» **DO THIS**
Repeat the entries below exactly as they appear, with no pictures.
************
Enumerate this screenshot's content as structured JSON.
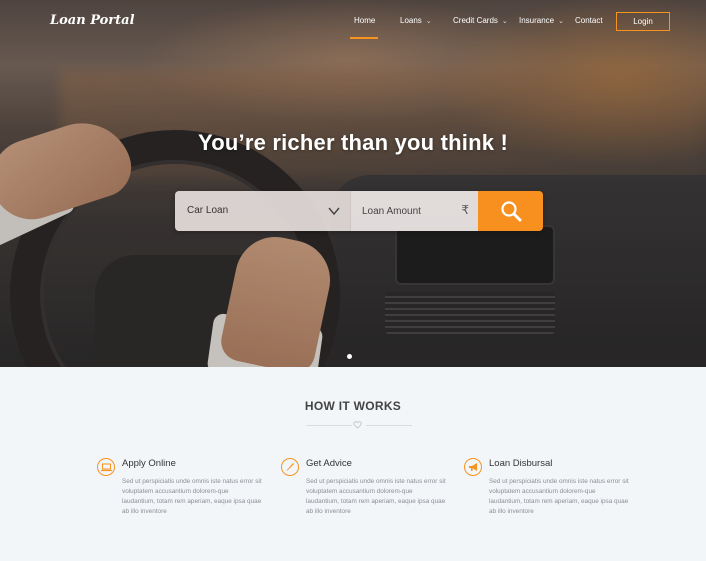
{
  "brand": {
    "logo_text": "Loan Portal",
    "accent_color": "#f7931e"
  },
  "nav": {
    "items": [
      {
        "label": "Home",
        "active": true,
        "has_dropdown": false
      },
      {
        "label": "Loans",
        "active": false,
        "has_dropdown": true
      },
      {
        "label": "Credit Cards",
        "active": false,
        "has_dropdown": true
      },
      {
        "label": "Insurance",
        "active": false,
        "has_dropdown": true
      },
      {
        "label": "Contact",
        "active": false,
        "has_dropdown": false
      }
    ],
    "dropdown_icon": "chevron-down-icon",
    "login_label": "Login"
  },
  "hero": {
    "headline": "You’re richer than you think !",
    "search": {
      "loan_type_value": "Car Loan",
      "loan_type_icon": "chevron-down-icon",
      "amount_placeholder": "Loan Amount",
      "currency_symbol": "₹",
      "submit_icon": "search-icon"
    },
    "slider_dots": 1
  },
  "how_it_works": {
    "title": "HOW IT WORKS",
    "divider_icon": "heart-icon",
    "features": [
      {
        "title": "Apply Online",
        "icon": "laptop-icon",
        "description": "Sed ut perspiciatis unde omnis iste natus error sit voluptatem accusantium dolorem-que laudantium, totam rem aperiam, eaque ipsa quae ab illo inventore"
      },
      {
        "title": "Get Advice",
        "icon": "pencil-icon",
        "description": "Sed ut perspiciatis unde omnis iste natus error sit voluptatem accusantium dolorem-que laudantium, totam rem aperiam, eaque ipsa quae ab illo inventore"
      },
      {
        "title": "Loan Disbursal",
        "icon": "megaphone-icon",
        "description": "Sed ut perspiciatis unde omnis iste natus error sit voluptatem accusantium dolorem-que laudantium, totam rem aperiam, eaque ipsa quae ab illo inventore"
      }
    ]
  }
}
************
» **SOLUTION FOR THIS PROBLEM**
Enumerate this screenshot's content as structured JSON.
{
  "brand": {
    "logo_text": "Loan Portal",
    "accent_color": "#f7931e"
  },
  "nav": {
    "items": [
      {
        "label": "Home",
        "active": true,
        "has_dropdown": false
      },
      {
        "label": "Loans",
        "active": false,
        "has_dropdown": true
      },
      {
        "label": "Credit Cards",
        "active": false,
        "has_dropdown": true
      },
      {
        "label": "Insurance",
        "active": false,
        "has_dropdown": true
      },
      {
        "label": "Contact",
        "active": false,
        "has_dropdown": false
      }
    ],
    "dropdown_icon": "chevron-down-icon",
    "login_label": "Login"
  },
  "hero": {
    "headline": "You’re richer than you think !",
    "search": {
      "loan_type_value": "Car Loan",
      "loan_type_icon": "chevron-down-icon",
      "amount_placeholder": "Loan Amount",
      "currency_symbol": "₹",
      "submit_icon": "search-icon"
    },
    "slider_dots": 1
  },
  "how_it_works": {
    "title": "HOW IT WORKS",
    "divider_icon": "heart-icon",
    "features": [
      {
        "title": "Apply Online",
        "icon": "laptop-icon",
        "description": "Sed ut perspiciatis unde omnis iste natus error sit voluptatem accusantium dolorem-que laudantium, totam rem aperiam, eaque ipsa quae ab illo inventore"
      },
      {
        "title": "Get Advice",
        "icon": "pencil-icon",
        "description": "Sed ut perspiciatis unde omnis iste natus error sit voluptatem accusantium dolorem-que laudantium, totam rem aperiam, eaque ipsa quae ab illo inventore"
      },
      {
        "title": "Loan Disbursal",
        "icon": "megaphone-icon",
        "description": "Sed ut perspiciatis unde omnis iste natus error sit voluptatem accusantium dolorem-que laudantium, totam rem aperiam, eaque ipsa quae ab illo inventore"
      }
    ]
  }
}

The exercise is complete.